Jordan Harbinger: [00:51:49] Oh my God.
Michele Rigby Assad: [00:51:49] And it really goes to show how difficult it is to get through situations where you're overwhelmed or you're scared, or you're just overcome with fear. I was just running like a hunted prey into the forest and I thought, "I will never allow myself to be in a situation where I'm a sitting duck. I'm going to be the person that runs, that response." So if I have a chance of living through this, I'm going to do it.
Jordan Harbinger: [00:52:15] Yeah. Did he make it out of Iraq? That doesn't sound too promising. I mean, I guess that's what trainings for
Michele Rigby Assad: [00:52:19] His job was very kind of like a support type of job, so luckily he wasn't really out there.
Jordan Harbinger: [00:52:25] Oh yeah. He probably still has nightmares about ambush training. That's scary. If I got into a car during ambush training and the door was sealed, I'd be like, "Hey, switch seats with me. I'm right-handed." "Okay, sure. No problem."
Michele Rigby Assad: [00:52:36] Why didn't I think of that?
Jordan Harbinger: [00:52:37] Yeah, that's the first thing, I was like, check the door and then say, "Hey, actually, you know what? I have to pee real quick. Slide over here and let me out." Do something, any kind of excuses, especially if you think, "Man, you don't look like you can move fast."
Michele Rigby Assad: [00:52:49] Exactly. And so it was interesting, as I was thinking about this exercise that I had to go through every year or two, I thought about it, how it really kind of translates to real life. How often we are overwhelmed in life by uncertainty or fear and intimidation and how this whole Get Off the X idea applies to non-ambush situations. The X is being the place where the attack is launched against you. As long as you sit on that X, you're vulnerable and you're in danger. And sitting on the X, we do that so often because we don't know how to move forward in our lives.

• INFORMATION SHOWN
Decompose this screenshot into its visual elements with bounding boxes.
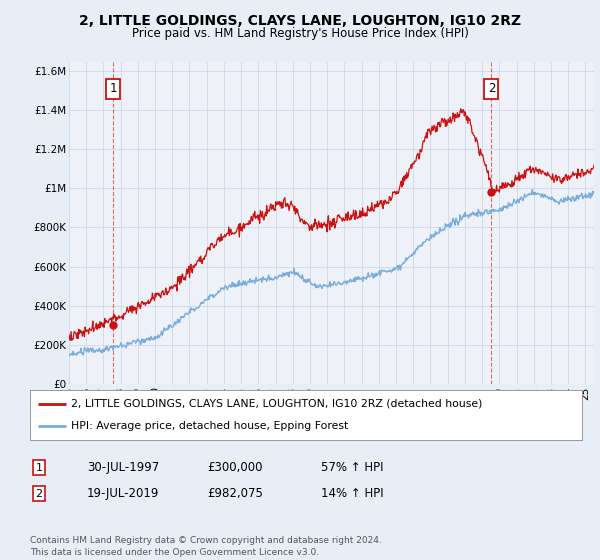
Text: Contains HM Land Registry data © Crown copyright and database right 2024.
This d: Contains HM Land Registry data © Crown c… [30,536,382,557]
Text: 2: 2 [488,82,495,95]
Text: £982,075: £982,075 [207,487,263,501]
Text: 1: 1 [35,463,43,473]
Text: Price paid vs. HM Land Registry's House Price Index (HPI): Price paid vs. HM Land Registry's House … [131,27,469,40]
Text: 14% ↑ HPI: 14% ↑ HPI [321,487,383,501]
Text: 1: 1 [110,82,117,95]
Text: 30-JUL-1997: 30-JUL-1997 [87,461,159,474]
Text: 2, LITTLE GOLDINGS, CLAYS LANE, LOUGHTON, IG10 2RZ: 2, LITTLE GOLDINGS, CLAYS LANE, LOUGHTON… [79,14,521,28]
Text: 2: 2 [35,489,43,499]
Text: 19-JUL-2019: 19-JUL-2019 [87,487,160,501]
Text: 2, LITTLE GOLDINGS, CLAYS LANE, LOUGHTON, IG10 2RZ (detached house): 2, LITTLE GOLDINGS, CLAYS LANE, LOUGHTON… [71,399,483,409]
Text: HPI: Average price, detached house, Epping Forest: HPI: Average price, detached house, Eppi… [71,421,349,431]
Text: £300,000: £300,000 [207,461,263,474]
Text: 57% ↑ HPI: 57% ↑ HPI [321,461,383,474]
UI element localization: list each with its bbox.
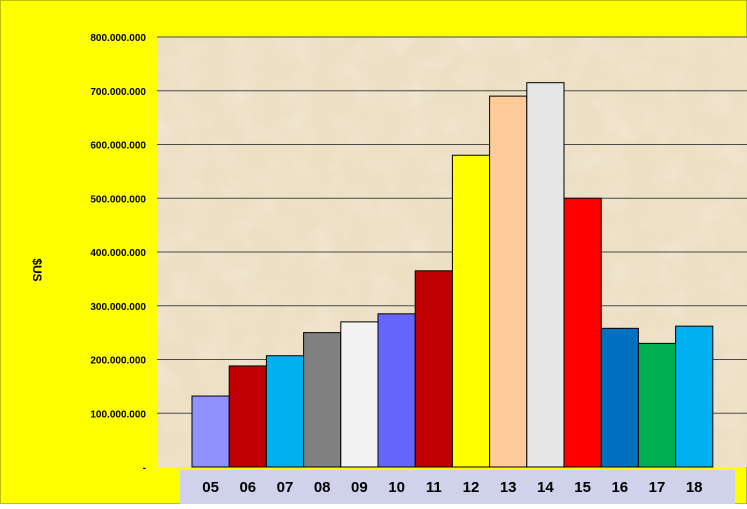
x-tick-label: 09 (351, 479, 368, 496)
x-tick-label: 06 (239, 479, 256, 496)
y-tick-label: 400.000.000 (90, 248, 146, 259)
y-tick-label: 300.000.000 (90, 302, 146, 313)
x-tick-label: 14 (537, 479, 554, 496)
bars (191, 82, 714, 468)
bar-13 (489, 95, 528, 468)
y-tick-label: 700.000.000 (90, 87, 146, 98)
x-tick-label: 05 (202, 479, 219, 496)
bar-06 (228, 365, 267, 468)
y-tick-labels: - 100.000.000 200.000.000 300.000.000 400.00… (90, 33, 146, 474)
category-band (180, 470, 735, 504)
x-tick-label: 15 (574, 479, 591, 496)
x-tick-label: 18 (686, 479, 703, 496)
bar-11 (414, 270, 453, 468)
bar-16 (600, 327, 639, 468)
x-tick-labels: 05 06 07 08 09 10 11 12 13 14 15 16 17 18 (202, 479, 702, 496)
x-tick-label: 12 (463, 479, 480, 496)
bar-08 (303, 332, 342, 468)
bar-14 (526, 82, 565, 468)
x-tick-label: 07 (277, 479, 294, 496)
bar-05 (191, 395, 230, 468)
bar-18 (675, 325, 714, 468)
x-tick-label: 13 (500, 479, 517, 496)
bar-17 (637, 342, 677, 468)
y-axis-label: $US (30, 258, 44, 281)
bar-15 (563, 197, 602, 468)
bar-10 (377, 313, 416, 468)
y-tick-label: 600.000.000 (90, 141, 146, 152)
bar-09 (340, 321, 379, 468)
bar-12 (451, 154, 491, 468)
bar-07 (265, 355, 305, 468)
y-tick-label: 200.000.000 (90, 356, 146, 367)
y-tick-label: 100.000.000 (90, 409, 146, 420)
x-tick-label: 08 (314, 479, 331, 496)
y-tick-label: - (143, 463, 146, 474)
x-tick-label: 10 (388, 479, 405, 496)
y-tick-label: 500.000.000 (90, 194, 146, 205)
x-tick-label: 16 (611, 479, 628, 496)
x-tick-label: 11 (426, 479, 442, 496)
x-tick-label: 17 (649, 479, 666, 496)
y-tick-label: 800.000.000 (90, 33, 146, 44)
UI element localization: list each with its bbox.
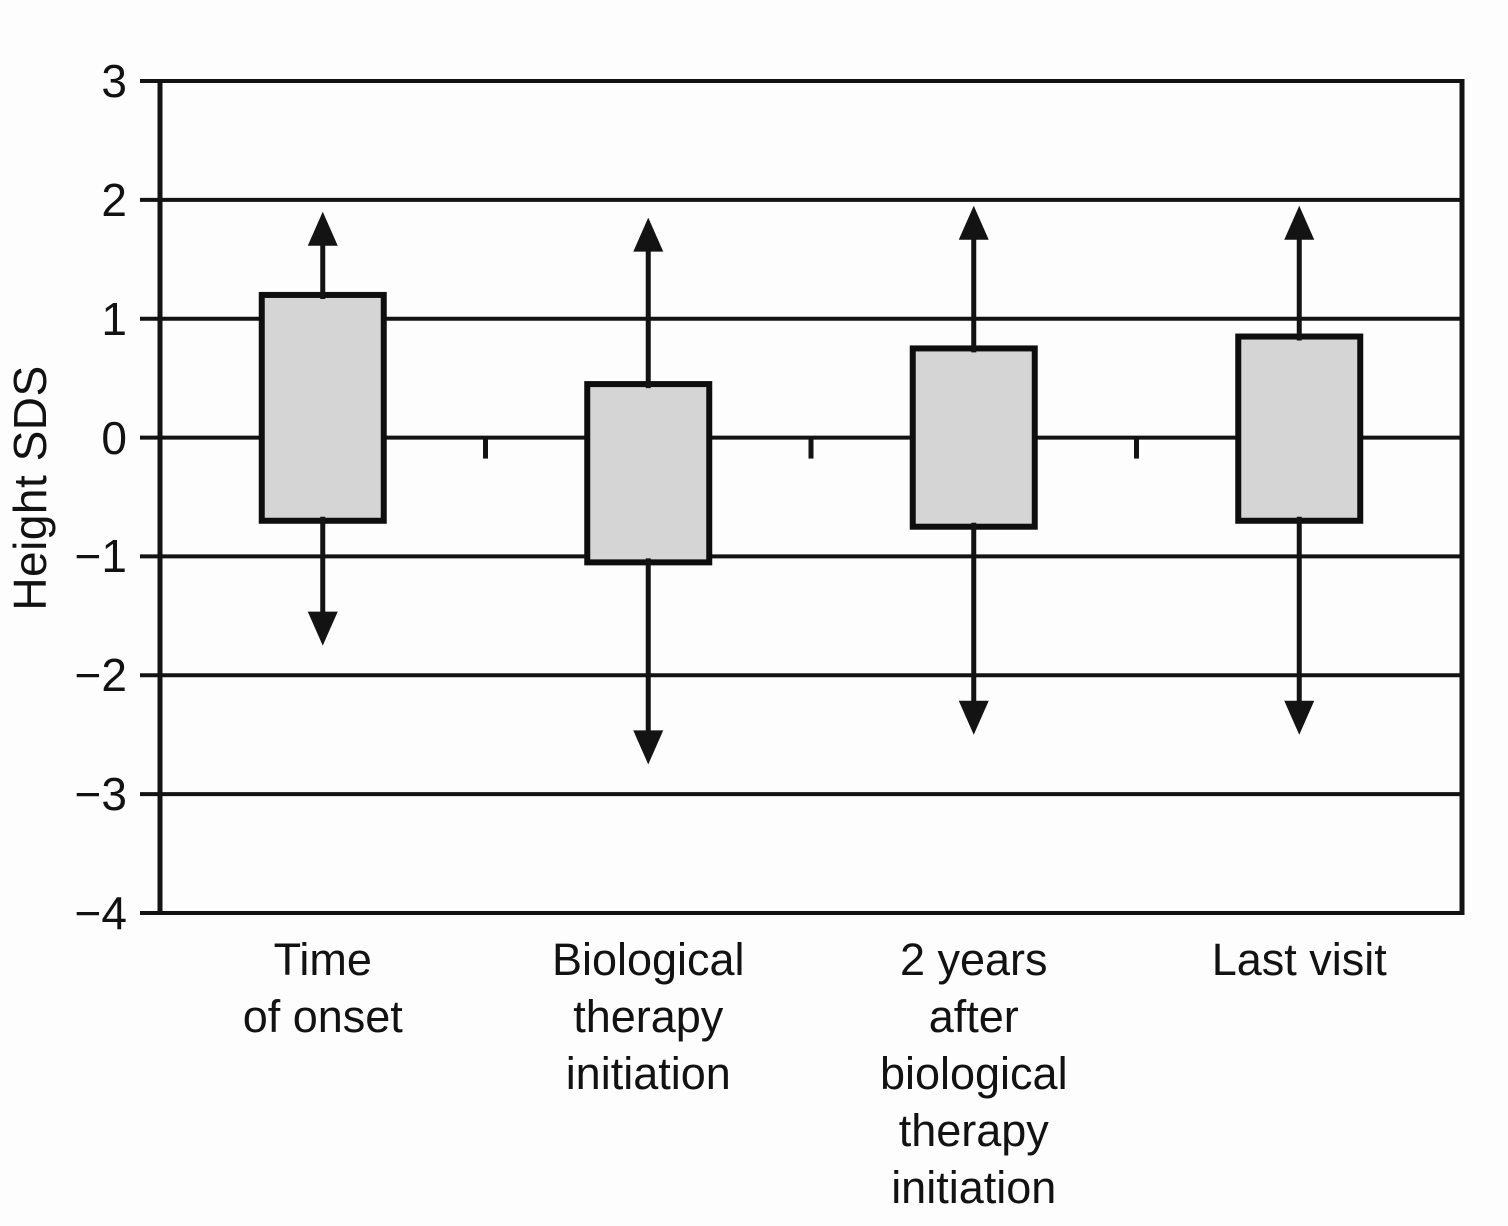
y-tick-label: 2 [101,173,127,226]
x-category-label: Biological therapy initiation [551,934,745,1099]
x-category-label: Time of onset [242,934,403,1042]
box-plot-bar [258,291,387,524]
y-tick-label: 3 [101,55,127,107]
whisker-arrow-down [633,730,664,765]
whisker-arrow-down [1284,700,1315,735]
y-tick-label: −2 [74,649,127,702]
x-category-label: 2 years after biological therapy initiat… [879,934,1068,1213]
whisker-arrow-down [307,611,338,646]
y-tick-label: −1 [74,530,127,583]
box-plot-bar [909,345,1038,530]
y-tick-label: −4 [74,887,127,939]
box-plot-bar [584,381,713,566]
y-tick-label: 0 [101,411,127,464]
y-tick-label: 1 [101,292,127,345]
box-plot-bar [1235,333,1364,524]
whisker-arrow-up [1284,205,1315,240]
whisker-arrow-up [307,211,338,246]
y-tick-label: −3 [74,768,127,821]
whisker-arrow-up [633,217,664,252]
whisker-arrow-up [958,205,989,240]
x-category-label: Last visit [1211,934,1387,985]
whisker-arrow-down [958,700,989,735]
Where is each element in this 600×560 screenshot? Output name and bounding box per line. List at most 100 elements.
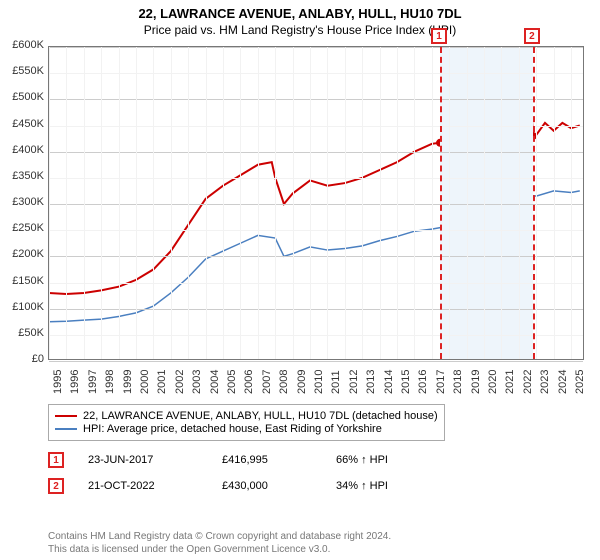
xtick-label: 1997 (87, 370, 99, 394)
footer-line-1: Contains HM Land Registry data © Crown c… (48, 530, 391, 543)
xtick-label: 2006 (243, 370, 255, 394)
xtick-label: 2017 (435, 370, 447, 394)
footer-line-2: This data is licensed under the Open Gov… (48, 543, 391, 556)
gridline-v (397, 47, 398, 359)
sale-marker-line (440, 47, 442, 359)
gridline-v (554, 47, 555, 359)
gridline-v (119, 47, 120, 359)
legend: 22, LAWRANCE AVENUE, ANLABY, HULL, HU10 … (48, 404, 445, 441)
xtick-label: 2011 (330, 370, 342, 394)
ytick-label: £500K (0, 91, 44, 103)
gridline-v (449, 47, 450, 359)
gridline-v (571, 47, 572, 359)
gridline-v (501, 47, 502, 359)
xtick-label: 2013 (365, 370, 377, 394)
xtick-label: 2001 (156, 370, 168, 394)
gridline-v (467, 47, 468, 359)
gridline-v (362, 47, 363, 359)
xtick-label: 2009 (296, 370, 308, 394)
gridline-v (84, 47, 85, 359)
legend-label: 22, LAWRANCE AVENUE, ANLABY, HULL, HU10 … (83, 410, 438, 422)
sale-row: 221-OCT-2022£430,00034% ↑ HPI (48, 478, 388, 494)
gridline-h (49, 47, 583, 48)
sale-delta: 66% ↑ HPI (336, 454, 388, 466)
legend-swatch (55, 428, 77, 430)
sale-date: 21-OCT-2022 (88, 480, 198, 492)
gridline-v (153, 47, 154, 359)
sale-marker-flag: 1 (431, 28, 447, 44)
plot-area (48, 46, 584, 360)
xtick-label: 2018 (452, 370, 464, 394)
gridline-h (49, 204, 583, 205)
sale-price: £430,000 (222, 480, 312, 492)
legend-swatch (55, 415, 77, 417)
gridline-h (49, 256, 583, 257)
gridline-v (293, 47, 294, 359)
gridline-v (414, 47, 415, 359)
gridline-v (188, 47, 189, 359)
sale-marker-line (533, 47, 535, 359)
xtick-label: 1996 (69, 370, 81, 394)
gridline-v (49, 47, 50, 359)
gridline-h (49, 178, 583, 179)
sale-row: 1 23-JUN-2017 £416,995 66% ↑ HPI (48, 452, 388, 468)
gridline-v (223, 47, 224, 359)
gridline-v (536, 47, 537, 359)
xtick-label: 2008 (278, 370, 290, 394)
gridline-v (240, 47, 241, 359)
gridline-h (49, 230, 583, 231)
legend-row: 22, LAWRANCE AVENUE, ANLABY, HULL, HU10 … (55, 410, 438, 422)
ytick-label: £300K (0, 196, 44, 208)
xtick-label: 2007 (261, 370, 273, 394)
ytick-label: £450K (0, 118, 44, 130)
legend-label: HPI: Average price, detached house, East… (83, 423, 382, 435)
xtick-label: 2021 (504, 370, 516, 394)
gridline-h (49, 361, 583, 362)
gridline-v (310, 47, 311, 359)
xtick-label: 2014 (383, 370, 395, 394)
xtick-label: 2005 (226, 370, 238, 394)
ytick-label: £250K (0, 222, 44, 234)
gridline-h (49, 126, 583, 127)
xtick-label: 2023 (539, 370, 551, 394)
gridline-v (519, 47, 520, 359)
sale-price: £416,995 (222, 454, 312, 466)
ytick-label: £200K (0, 248, 44, 260)
xtick-label: 2019 (470, 370, 482, 394)
chart-container: 22, LAWRANCE AVENUE, ANLABY, HULL, HU10 … (0, 0, 600, 560)
ytick-label: £150K (0, 275, 44, 287)
xtick-label: 2003 (191, 370, 203, 394)
sale-delta: 34% ↑ HPI (336, 480, 388, 492)
gridline-v (136, 47, 137, 359)
xtick-label: 2000 (139, 370, 151, 394)
gridline-v (345, 47, 346, 359)
ytick-label: £350K (0, 170, 44, 182)
gridline-h (49, 152, 583, 153)
xtick-label: 2015 (400, 370, 412, 394)
xtick-label: 2002 (174, 370, 186, 394)
gridline-v (258, 47, 259, 359)
sale-marker-flag: 2 (524, 28, 540, 44)
xtick-label: 2012 (348, 370, 360, 394)
gridline-v (206, 47, 207, 359)
xtick-label: 1995 (52, 370, 64, 394)
gridline-v (101, 47, 102, 359)
sale-date: 23-JUN-2017 (88, 454, 198, 466)
chart-title: 22, LAWRANCE AVENUE, ANLABY, HULL, HU10 … (0, 0, 600, 21)
gridline-h (49, 283, 583, 284)
gridline-h (49, 99, 583, 100)
legend-row: HPI: Average price, detached house, East… (55, 423, 438, 435)
gridline-v (484, 47, 485, 359)
gridline-h (49, 335, 583, 336)
xtick-label: 2016 (417, 370, 429, 394)
gridline-v (275, 47, 276, 359)
gridline-v (380, 47, 381, 359)
gridline-v (171, 47, 172, 359)
ytick-label: £550K (0, 65, 44, 77)
ytick-label: £0 (0, 353, 44, 365)
xtick-label: 2010 (313, 370, 325, 394)
sale-row-marker: 1 (48, 452, 64, 468)
chart-subtitle: Price paid vs. HM Land Registry's House … (0, 21, 600, 41)
gridline-h (49, 309, 583, 310)
xtick-label: 1998 (104, 370, 116, 394)
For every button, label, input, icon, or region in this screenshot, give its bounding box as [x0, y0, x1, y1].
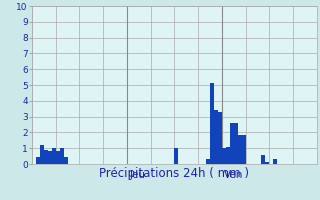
- Bar: [261, 155, 265, 164]
- Bar: [36, 157, 40, 164]
- Bar: [273, 159, 277, 164]
- Bar: [230, 123, 234, 164]
- Text: Jeu: Jeu: [129, 170, 145, 180]
- Bar: [52, 148, 56, 164]
- Bar: [265, 162, 269, 164]
- Text: Ven: Ven: [224, 170, 244, 180]
- Bar: [40, 145, 44, 164]
- Bar: [234, 123, 238, 164]
- Bar: [48, 151, 52, 164]
- Bar: [210, 83, 214, 164]
- Bar: [174, 148, 178, 164]
- Bar: [222, 148, 226, 164]
- Bar: [60, 148, 64, 164]
- X-axis label: Précipitations 24h ( mm ): Précipitations 24h ( mm ): [100, 167, 249, 180]
- Bar: [44, 150, 48, 164]
- Bar: [218, 112, 222, 164]
- Bar: [242, 135, 246, 164]
- Bar: [214, 110, 218, 164]
- Bar: [56, 151, 60, 164]
- Bar: [238, 135, 242, 164]
- Bar: [64, 157, 68, 164]
- Bar: [226, 147, 230, 164]
- Bar: [206, 159, 210, 164]
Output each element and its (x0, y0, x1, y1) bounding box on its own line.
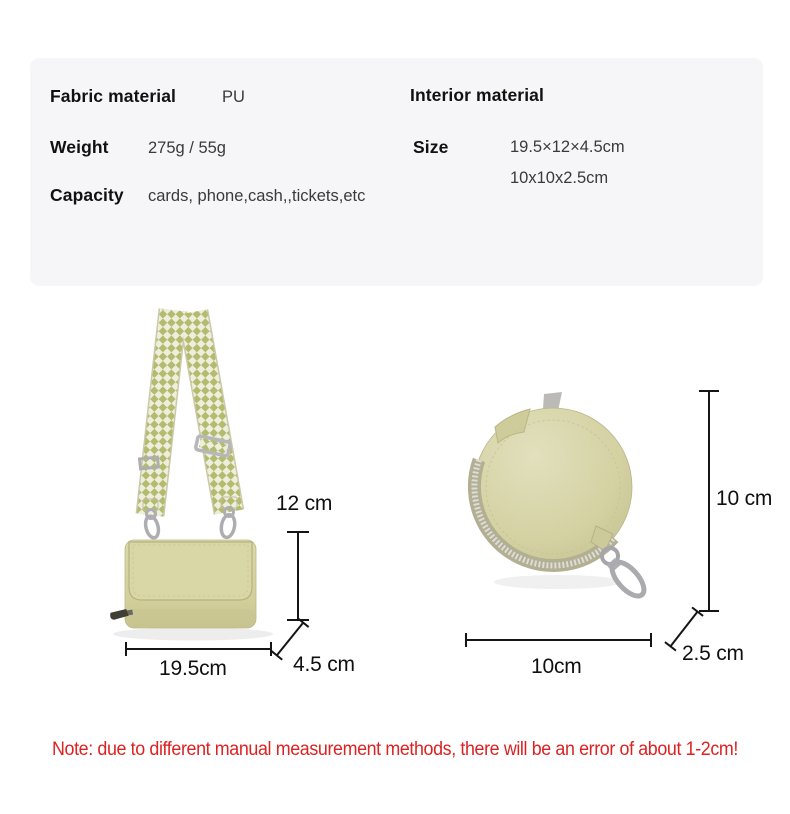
purse-height-label: 10 cm (716, 487, 773, 510)
spec-value-size-2: 10x10x2.5cm (510, 169, 609, 187)
strap-slide-loop (137, 455, 161, 471)
bag-width-label: 19.5cm (159, 657, 227, 680)
purse-zipper-arc (467, 457, 619, 572)
spec-value-size-1: 19.5×12×4.5cm (510, 138, 625, 156)
bag-zipper-pull (110, 608, 134, 620)
strap-adjuster-buckle (194, 434, 232, 458)
bag-flap (128, 541, 253, 601)
bag-body (110, 539, 257, 629)
purse-body (473, 407, 633, 567)
strap-clasp-left (142, 498, 161, 540)
woven-strap (135, 308, 245, 517)
purse-fold-flap (494, 408, 531, 444)
bag-width-line (125, 642, 272, 656)
spec-label-fabric: Fabric material (50, 86, 176, 106)
spec-label-capacity: Capacity (50, 185, 124, 205)
swivel-clasp-hook (590, 525, 647, 599)
spec-value-capacity: cards, phone,cash,,tickets,etc (148, 187, 366, 205)
spec-value-weight: 275g / 55g (148, 139, 226, 157)
bag-height-line (287, 531, 309, 621)
spec-label-weight: Weight (50, 137, 109, 157)
spec-value-fabric: PU (222, 88, 245, 106)
spec-label-interior: Interior material (410, 85, 544, 105)
crossbody-bag-photo (110, 308, 273, 641)
bag-depth-label: 4.5 cm (293, 653, 355, 676)
purse-depth-label: 2.5 cm (682, 642, 744, 665)
strap-clasp-right (219, 496, 238, 540)
purse-width-line (465, 633, 652, 647)
spec-box: Fabric material PU Interior material Wei… (30, 58, 763, 286)
purse-shadow (494, 575, 622, 589)
purse-width-label: 10cm (531, 655, 582, 678)
coin-purse-photo (467, 392, 647, 599)
spec-label-size: Size (413, 137, 449, 157)
purse-height-line (699, 390, 719, 612)
bag-height-label: 12 cm (276, 492, 333, 515)
measurement-note: Note: due to different manual measuremen… (52, 739, 738, 760)
purse-top-tab (543, 392, 562, 411)
bag-shadow (113, 627, 273, 641)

• REQUIREMENT
In the interview transcript, why does Michele Rigby Assad say people so often sit on the X, and why is staying there risky? Answer in one to three sentences.

• THE RESPONSE
She says we sit on the X so often because we don't know how to move forward in our lives. Staying there is risky because the X is the place where the attack is launched against you, so as long as you sit on it, you're vulnerable and in danger.